> DO THIS
Retype every entry exactly, character for character.

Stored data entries
** BEGIN **
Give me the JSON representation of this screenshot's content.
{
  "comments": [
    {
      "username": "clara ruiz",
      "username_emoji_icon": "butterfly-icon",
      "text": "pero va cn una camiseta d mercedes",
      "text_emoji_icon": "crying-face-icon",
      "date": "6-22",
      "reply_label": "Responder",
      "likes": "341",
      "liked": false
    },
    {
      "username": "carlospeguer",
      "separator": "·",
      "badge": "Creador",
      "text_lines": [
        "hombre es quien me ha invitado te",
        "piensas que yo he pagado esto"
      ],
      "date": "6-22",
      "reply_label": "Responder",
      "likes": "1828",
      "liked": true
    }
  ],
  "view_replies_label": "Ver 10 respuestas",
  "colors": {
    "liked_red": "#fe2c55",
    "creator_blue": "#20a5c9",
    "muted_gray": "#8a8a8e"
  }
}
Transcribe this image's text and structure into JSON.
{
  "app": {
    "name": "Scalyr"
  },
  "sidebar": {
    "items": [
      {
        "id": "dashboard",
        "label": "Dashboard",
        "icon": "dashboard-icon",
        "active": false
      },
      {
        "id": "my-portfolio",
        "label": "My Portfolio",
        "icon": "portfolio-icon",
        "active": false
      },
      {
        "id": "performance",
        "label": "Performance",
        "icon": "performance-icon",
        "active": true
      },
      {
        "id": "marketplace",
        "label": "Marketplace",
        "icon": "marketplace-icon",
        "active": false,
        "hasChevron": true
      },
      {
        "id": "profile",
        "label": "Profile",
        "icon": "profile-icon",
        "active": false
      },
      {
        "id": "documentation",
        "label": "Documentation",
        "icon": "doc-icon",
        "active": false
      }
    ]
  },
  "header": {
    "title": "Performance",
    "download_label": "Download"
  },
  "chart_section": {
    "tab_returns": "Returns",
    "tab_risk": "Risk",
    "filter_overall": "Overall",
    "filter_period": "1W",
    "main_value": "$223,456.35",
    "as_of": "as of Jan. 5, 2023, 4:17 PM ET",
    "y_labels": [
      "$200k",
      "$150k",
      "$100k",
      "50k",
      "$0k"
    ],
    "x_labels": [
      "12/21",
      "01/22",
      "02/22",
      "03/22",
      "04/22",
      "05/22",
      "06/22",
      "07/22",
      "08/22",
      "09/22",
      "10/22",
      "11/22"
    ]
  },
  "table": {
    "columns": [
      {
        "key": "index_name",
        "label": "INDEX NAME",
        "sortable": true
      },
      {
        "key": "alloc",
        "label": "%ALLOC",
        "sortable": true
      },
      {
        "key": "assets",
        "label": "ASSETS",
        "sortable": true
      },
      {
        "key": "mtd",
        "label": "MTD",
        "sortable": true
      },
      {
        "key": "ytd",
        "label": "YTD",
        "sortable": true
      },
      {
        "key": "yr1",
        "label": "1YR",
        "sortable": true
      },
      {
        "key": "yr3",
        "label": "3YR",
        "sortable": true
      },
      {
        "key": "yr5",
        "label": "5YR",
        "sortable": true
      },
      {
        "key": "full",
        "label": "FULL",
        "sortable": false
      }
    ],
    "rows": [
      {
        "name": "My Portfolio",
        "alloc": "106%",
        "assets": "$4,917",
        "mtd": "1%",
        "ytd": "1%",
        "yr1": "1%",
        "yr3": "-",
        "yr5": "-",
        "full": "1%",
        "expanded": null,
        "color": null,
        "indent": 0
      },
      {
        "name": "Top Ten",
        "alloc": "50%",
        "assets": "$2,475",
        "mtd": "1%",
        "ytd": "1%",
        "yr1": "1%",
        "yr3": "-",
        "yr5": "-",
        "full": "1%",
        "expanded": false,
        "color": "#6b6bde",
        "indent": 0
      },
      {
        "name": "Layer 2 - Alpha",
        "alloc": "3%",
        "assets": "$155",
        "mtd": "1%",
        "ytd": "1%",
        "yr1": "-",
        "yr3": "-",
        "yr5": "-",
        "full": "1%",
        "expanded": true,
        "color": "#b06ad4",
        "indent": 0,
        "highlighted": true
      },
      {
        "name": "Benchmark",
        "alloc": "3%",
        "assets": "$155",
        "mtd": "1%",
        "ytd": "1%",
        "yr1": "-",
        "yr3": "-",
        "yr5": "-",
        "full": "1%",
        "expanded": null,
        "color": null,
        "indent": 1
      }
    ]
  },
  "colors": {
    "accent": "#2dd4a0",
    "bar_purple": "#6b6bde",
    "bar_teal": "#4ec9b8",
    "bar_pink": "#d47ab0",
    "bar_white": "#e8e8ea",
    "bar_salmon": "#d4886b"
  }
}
** END **
> ANSWER BELOW
Give me the JSON representation of this screenshot's content.
{
  "comments": [
    {
      "username": "clara ruiz",
      "username_emoji_icon": "butterfly-icon",
      "text": "pero va cn una camiseta d mercedes",
      "text_emoji_icon": "crying-face-icon",
      "date": "6-22",
      "reply_label": "Responder",
      "likes": "341",
      "liked": false
    },
    {
      "username": "carlospeguer",
      "separator": "·",
      "badge": "Creador",
      "text_lines": [
        "hombre es quien me ha invitado te",
        "piensas que yo he pagado esto"
      ],
      "date": "6-22",
      "reply_label": "Responder",
      "likes": "1828",
      "liked": true
    }
  ],
  "view_replies_label": "Ver 10 respuestas",
  "colors": {
    "liked_red": "#fe2c55",
    "creator_blue": "#20a5c9",
    "muted_gray": "#8a8a8e"
  }
}
Transcribe this image's text and structure into JSON.
{
  "app": {
    "name": "Scalyr"
  },
  "sidebar": {
    "items": [
      {
        "id": "dashboard",
        "label": "Dashboard",
        "icon": "dashboard-icon",
        "active": false
      },
      {
        "id": "my-portfolio",
        "label": "My Portfolio",
        "icon": "portfolio-icon",
        "active": false
      },
      {
        "id": "performance",
        "label": "Performance",
        "icon": "performance-icon",
        "active": true
      },
      {
        "id": "marketplace",
        "label": "Marketplace",
        "icon": "marketplace-icon",
        "active": false,
        "hasChevron": true
      },
      {
        "id": "profile",
        "label": "Profile",
        "icon": "profile-icon",
        "active": false
      },
      {
        "id": "documentation",
        "label": "Documentation",
        "icon": "doc-icon",
        "active": false
      }
    ]
  },
  "header": {
    "title": "Performance",
    "download_label": "Download"
  },
  "chart_section": {
    "tab_returns": "Returns",
    "tab_risk": "Risk",
    "filter_overall": "Overall",
    "filter_period": "1W",
    "main_value": "$223,456.35",
    "as_of": "as of Jan. 5, 2023, 4:17 PM ET",
    "y_labels": [
      "$200k",
      "$150k",
      "$100k",
      "50k",
      "$0k"
    ],
    "x_labels": [
      "12/21",
      "01/22",
      "02/22",
      "03/22",
      "04/22",
      "05/22",
      "06/22",
      "07/22",
      "08/22",
      "09/22",
      "10/22",
      "11/22"
    ]
  },
  "table": {
    "columns": [
      {
        "key": "index_name",
        "label": "INDEX NAME",
        "sortable": true
      },
      {
        "key": "alloc",
        "label": "%ALLOC",
        "sortable": true
      },
      {
        "key": "assets",
        "label": "ASSETS",
        "sortable": true
      },
      {
        "key": "mtd",
        "label": "MTD",
        "sortable": true
      },
      {
        "key": "ytd",
        "label": "YTD",
        "sortable": true
      },
      {
        "key": "yr1",
        "label": "1YR",
        "sortable": true
      },
      {
        "key": "yr3",
        "label": "3YR",
        "sortable": true
      },
      {
        "key": "yr5",
        "label": "5YR",
        "sortable": true
      },
      {
        "key": "full",
        "label": "FULL",
        "sortable": false
      }
    ],
    "rows": [
      {
        "name": "My Portfolio",
        "alloc": "106%",
        "assets": "$4,917",
        "mtd": "1%",
        "ytd": "1%",
        "yr1": "1%",
        "yr3": "-",
        "yr5": "-",
        "full": "1%",
        "expanded": null,
        "color": null,
        "indent": 0
      },
      {
        "name": "Top Ten",
        "alloc": "50%",
        "assets": "$2,475",
        "mtd": "1%",
        "ytd": "1%",
        "yr1": "1%",
        "yr3": "-",
        "yr5": "-",
        "full": "1%",
        "expanded": false,
        "color": "#6b6bde",
        "indent": 0
      },
      {
        "name": "Layer 2 - Alpha",
        "alloc": "3%",
        "assets": "$155",
        "mtd": "1%",
        "ytd": "1%",
        "yr1": "-",
        "yr3": "-",
        "yr5": "-",
        "full": "1%",
        "expanded": true,
        "color": "#b06ad4",
        "indent": 0,
        "highlighted": true
      },
      {
        "name": "Benchmark",
        "alloc": "3%",
        "assets": "$155",
        "mtd": "1%",
        "ytd": "1%",
        "yr1": "-",
        "yr3": "-",
        "yr5": "-",
        "full": "1%",
        "expanded": null,
        "color": null,
        "indent": 1
      }
    ]
  },
  "colors": {
    "accent": "#2dd4a0",
    "bar_purple": "#6b6bde",
    "bar_teal": "#4ec9b8",
    "bar_pink": "#d47ab0",
    "bar_white": "#e8e8ea",
    "bar_salmon": "#d4886b"
  }
}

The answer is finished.